Task prompt → Filter these entries so that only lines with the word "selected" remain.

Stored data entries →
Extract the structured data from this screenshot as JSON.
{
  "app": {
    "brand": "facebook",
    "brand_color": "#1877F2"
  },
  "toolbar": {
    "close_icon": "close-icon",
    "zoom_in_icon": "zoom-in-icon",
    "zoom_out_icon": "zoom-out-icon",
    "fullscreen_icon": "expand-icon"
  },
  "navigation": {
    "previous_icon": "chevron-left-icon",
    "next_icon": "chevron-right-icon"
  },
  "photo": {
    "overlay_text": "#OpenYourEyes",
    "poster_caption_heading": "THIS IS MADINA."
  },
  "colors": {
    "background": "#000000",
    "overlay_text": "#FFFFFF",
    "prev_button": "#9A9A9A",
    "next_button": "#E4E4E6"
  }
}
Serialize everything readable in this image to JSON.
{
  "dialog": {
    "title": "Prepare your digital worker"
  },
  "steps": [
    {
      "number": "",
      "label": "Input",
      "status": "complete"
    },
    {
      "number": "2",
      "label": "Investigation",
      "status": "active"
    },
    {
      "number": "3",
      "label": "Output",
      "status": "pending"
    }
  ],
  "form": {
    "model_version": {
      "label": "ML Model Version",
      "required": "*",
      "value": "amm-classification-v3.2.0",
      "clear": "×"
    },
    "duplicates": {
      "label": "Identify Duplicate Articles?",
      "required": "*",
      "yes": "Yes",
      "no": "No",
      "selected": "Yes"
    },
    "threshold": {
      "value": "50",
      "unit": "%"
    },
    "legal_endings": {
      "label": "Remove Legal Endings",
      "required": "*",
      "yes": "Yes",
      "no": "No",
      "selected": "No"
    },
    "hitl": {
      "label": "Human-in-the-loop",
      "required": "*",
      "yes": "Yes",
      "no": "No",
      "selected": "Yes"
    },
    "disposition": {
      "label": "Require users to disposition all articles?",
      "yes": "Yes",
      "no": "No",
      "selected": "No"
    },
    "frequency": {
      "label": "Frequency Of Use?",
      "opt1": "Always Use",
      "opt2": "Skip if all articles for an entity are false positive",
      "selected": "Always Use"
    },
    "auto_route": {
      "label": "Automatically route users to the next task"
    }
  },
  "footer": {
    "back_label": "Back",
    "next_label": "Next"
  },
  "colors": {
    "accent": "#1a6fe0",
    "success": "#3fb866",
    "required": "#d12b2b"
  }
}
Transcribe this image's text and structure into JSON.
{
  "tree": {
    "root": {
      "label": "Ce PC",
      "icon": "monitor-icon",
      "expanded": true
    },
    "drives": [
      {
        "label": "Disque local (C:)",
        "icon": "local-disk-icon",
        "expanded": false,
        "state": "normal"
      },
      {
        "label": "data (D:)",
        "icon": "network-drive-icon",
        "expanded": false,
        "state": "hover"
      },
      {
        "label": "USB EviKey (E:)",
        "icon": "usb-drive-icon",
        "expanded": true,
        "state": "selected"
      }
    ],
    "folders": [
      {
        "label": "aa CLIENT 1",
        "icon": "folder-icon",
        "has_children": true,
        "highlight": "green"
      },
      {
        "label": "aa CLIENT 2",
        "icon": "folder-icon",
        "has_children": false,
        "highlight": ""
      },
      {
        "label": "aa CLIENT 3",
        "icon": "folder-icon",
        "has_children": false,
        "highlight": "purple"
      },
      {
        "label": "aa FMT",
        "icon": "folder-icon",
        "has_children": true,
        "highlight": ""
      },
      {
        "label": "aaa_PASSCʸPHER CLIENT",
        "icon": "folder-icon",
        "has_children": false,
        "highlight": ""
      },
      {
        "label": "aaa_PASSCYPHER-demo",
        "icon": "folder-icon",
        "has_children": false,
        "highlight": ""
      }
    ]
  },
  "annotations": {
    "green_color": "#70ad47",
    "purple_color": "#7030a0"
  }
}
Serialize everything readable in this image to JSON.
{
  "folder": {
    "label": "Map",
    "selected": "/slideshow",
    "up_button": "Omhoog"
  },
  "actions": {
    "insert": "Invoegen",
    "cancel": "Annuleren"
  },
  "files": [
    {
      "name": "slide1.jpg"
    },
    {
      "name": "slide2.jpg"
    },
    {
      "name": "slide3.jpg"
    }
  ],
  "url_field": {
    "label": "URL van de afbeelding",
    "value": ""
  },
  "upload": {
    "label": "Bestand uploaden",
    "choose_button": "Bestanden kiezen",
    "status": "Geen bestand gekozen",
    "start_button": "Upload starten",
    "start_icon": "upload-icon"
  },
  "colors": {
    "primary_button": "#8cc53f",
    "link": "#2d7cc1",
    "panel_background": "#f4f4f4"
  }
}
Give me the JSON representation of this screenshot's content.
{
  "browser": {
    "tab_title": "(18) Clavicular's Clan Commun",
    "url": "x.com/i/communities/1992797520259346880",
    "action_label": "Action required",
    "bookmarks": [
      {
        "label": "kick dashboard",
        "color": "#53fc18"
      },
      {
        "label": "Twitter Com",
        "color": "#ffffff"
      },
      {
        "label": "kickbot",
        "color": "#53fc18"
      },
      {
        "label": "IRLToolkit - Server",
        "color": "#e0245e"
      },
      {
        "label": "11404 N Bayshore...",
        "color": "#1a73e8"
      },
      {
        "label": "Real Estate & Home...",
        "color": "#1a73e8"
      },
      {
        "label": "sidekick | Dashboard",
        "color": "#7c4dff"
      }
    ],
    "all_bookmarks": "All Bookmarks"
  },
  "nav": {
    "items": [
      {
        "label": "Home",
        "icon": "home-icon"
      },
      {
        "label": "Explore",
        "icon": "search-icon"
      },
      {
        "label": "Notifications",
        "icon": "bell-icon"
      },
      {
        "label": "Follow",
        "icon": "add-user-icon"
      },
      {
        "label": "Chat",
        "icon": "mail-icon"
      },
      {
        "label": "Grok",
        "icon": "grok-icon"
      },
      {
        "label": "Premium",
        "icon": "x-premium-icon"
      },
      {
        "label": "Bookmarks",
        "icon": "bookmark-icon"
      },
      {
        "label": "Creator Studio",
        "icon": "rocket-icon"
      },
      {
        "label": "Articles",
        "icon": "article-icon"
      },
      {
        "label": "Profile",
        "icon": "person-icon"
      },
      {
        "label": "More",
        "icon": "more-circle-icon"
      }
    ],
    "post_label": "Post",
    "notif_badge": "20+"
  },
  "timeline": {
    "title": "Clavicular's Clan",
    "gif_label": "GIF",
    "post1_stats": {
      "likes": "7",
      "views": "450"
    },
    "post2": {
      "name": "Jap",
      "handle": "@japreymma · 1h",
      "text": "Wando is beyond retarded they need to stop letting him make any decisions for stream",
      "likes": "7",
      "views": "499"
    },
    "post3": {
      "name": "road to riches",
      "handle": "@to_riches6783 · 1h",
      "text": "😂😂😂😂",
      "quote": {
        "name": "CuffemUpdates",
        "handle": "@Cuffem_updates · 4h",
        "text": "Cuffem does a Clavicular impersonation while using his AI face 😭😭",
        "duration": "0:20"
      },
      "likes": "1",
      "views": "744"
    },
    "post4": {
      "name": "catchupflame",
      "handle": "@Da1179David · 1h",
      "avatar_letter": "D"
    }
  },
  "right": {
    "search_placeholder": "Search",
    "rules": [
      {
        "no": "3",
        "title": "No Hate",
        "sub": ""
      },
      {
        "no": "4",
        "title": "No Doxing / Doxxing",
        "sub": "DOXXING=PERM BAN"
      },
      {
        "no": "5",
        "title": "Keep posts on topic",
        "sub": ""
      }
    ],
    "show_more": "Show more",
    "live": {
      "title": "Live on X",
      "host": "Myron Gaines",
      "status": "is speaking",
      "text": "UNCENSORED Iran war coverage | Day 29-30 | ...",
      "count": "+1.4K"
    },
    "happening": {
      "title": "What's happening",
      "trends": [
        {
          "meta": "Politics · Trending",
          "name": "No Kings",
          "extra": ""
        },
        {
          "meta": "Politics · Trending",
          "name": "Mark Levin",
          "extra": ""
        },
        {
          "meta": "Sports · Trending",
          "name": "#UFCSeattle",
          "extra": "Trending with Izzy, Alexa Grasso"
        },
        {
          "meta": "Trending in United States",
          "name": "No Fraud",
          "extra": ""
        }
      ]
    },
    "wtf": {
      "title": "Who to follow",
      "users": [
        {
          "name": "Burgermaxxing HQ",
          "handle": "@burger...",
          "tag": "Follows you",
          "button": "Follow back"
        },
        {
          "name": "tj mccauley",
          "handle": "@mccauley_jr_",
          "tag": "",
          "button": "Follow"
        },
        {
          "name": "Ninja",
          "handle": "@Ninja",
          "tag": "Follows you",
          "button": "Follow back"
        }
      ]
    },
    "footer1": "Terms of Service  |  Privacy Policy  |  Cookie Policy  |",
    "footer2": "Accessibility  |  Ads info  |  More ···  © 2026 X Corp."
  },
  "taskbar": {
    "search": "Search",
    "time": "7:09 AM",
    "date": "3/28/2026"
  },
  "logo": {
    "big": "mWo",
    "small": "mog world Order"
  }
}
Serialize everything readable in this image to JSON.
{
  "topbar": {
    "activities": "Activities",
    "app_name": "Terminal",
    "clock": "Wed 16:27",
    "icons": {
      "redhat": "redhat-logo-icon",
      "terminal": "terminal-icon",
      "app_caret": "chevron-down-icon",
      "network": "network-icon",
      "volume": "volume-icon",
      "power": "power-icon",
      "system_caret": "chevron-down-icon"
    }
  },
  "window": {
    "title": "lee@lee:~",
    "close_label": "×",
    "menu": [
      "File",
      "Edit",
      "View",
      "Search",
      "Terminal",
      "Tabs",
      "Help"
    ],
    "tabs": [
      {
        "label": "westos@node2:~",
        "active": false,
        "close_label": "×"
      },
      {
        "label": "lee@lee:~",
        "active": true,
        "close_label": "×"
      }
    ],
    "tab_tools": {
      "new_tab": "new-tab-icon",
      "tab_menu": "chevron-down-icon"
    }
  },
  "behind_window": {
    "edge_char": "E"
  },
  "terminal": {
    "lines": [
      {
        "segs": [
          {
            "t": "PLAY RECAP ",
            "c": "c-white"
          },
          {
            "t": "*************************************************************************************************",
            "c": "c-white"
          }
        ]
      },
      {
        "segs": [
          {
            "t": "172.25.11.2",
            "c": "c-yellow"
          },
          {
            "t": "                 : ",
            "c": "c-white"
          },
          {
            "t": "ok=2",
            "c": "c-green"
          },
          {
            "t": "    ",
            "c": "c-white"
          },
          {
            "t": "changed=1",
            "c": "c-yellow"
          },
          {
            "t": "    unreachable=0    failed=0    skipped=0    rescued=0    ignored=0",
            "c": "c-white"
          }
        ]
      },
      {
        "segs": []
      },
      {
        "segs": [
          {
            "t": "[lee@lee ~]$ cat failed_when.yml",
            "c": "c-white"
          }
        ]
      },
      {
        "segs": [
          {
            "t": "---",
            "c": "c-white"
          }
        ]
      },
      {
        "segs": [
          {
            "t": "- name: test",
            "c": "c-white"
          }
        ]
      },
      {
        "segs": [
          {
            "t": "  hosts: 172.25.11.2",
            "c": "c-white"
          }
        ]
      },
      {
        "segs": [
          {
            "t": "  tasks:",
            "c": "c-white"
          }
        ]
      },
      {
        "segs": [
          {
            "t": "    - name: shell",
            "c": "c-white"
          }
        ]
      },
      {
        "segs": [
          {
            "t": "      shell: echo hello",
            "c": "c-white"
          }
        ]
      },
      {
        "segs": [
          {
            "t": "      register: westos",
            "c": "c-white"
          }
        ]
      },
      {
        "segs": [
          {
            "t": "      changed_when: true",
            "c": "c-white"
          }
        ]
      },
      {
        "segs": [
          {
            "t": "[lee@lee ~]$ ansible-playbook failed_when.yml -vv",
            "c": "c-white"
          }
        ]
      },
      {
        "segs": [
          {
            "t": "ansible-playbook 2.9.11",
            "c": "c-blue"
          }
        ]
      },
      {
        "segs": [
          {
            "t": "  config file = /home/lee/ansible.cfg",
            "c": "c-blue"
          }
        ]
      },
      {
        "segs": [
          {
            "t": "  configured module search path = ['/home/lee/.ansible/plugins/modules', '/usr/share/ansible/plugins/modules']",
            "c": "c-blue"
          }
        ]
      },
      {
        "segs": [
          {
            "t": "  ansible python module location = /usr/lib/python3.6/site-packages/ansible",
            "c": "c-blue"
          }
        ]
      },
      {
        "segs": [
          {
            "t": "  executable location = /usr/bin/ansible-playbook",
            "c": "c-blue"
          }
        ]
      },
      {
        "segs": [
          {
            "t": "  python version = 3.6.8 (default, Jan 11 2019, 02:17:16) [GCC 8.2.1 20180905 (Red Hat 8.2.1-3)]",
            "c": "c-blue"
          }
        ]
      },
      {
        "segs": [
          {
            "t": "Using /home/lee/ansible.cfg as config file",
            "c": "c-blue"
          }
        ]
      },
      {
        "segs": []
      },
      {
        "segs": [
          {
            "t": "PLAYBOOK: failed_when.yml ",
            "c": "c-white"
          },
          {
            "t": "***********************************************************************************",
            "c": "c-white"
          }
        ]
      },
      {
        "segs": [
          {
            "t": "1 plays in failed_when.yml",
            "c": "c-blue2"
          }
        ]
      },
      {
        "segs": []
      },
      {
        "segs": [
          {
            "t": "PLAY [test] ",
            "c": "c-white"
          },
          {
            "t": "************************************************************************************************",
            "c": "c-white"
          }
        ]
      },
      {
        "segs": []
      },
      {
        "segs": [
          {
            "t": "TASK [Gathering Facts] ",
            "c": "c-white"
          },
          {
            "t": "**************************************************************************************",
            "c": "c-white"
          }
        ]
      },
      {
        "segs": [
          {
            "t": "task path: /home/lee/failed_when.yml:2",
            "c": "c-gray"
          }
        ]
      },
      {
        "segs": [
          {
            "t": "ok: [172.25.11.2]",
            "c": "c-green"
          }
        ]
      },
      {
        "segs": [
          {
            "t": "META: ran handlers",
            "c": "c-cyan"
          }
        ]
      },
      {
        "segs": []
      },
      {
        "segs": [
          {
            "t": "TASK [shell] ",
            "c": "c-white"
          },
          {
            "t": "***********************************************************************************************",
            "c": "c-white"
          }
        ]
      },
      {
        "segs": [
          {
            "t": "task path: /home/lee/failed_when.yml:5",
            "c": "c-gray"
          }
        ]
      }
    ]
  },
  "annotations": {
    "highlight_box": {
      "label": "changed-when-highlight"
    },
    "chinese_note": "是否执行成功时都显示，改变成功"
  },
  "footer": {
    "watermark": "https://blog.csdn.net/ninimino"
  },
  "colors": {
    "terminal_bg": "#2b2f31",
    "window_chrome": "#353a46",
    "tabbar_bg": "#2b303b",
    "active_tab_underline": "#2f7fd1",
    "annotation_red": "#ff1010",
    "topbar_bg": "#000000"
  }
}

Exercise result →
      "selected": "Yes"
      "selected": "No"
      "selected": "Yes"
      "selected": "No"
      "selected": "Always Use"
        "state": "selected"
    "selected": "/slideshow",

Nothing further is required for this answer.